--- BEGIN Record set ---

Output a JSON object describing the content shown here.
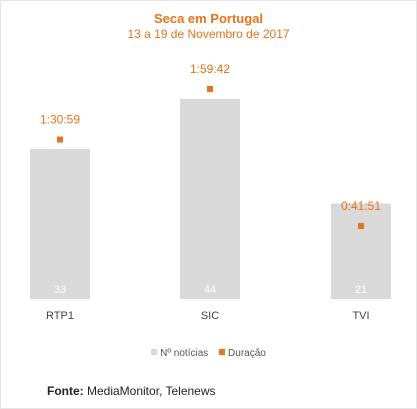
{
  "chart_data": {
    "type": "bar",
    "title": "Seca em Portugal",
    "subtitle": "13 a 19 de Novembro de 2017",
    "categories": [
      "RTP1",
      "SIC",
      "TVI"
    ],
    "series": [
      {
        "name": "Nº notícias",
        "values": [
          33,
          44,
          21
        ],
        "color": "#d9d9d9"
      },
      {
        "name": "Duração",
        "values": [
          "1:30:59",
          "1:59:42",
          "0:41:51"
        ],
        "values_seconds": [
          5459,
          7182,
          2511
        ],
        "color": "#e8731a"
      }
    ],
    "legend": "bottom",
    "grid": false
  },
  "source": {
    "label": "Fonte:",
    "text": " MediaMonitor, Telenews"
  }
}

--- END Record set ---

— Task to carry out —
Quote every record above exactly, omitting any pictures they contain.

— Exercise output —
Output a JSON object describing the content shown here.
{
  "chart_data": {
    "type": "bar",
    "title": "Seca em Portugal",
    "subtitle": "13 a 19 de Novembro de 2017",
    "categories": [
      "RTP1",
      "SIC",
      "TVI"
    ],
    "series": [
      {
        "name": "Nº notícias",
        "values": [
          33,
          44,
          21
        ],
        "color": "#d9d9d9"
      },
      {
        "name": "Duração",
        "values": [
          "1:30:59",
          "1:59:42",
          "0:41:51"
        ],
        "values_seconds": [
          5459,
          7182,
          2511
        ],
        "color": "#e8731a"
      }
    ],
    "legend": "bottom",
    "grid": false
  },
  "source": {
    "label": "Fonte:",
    "text": " MediaMonitor, Telenews"
  }
}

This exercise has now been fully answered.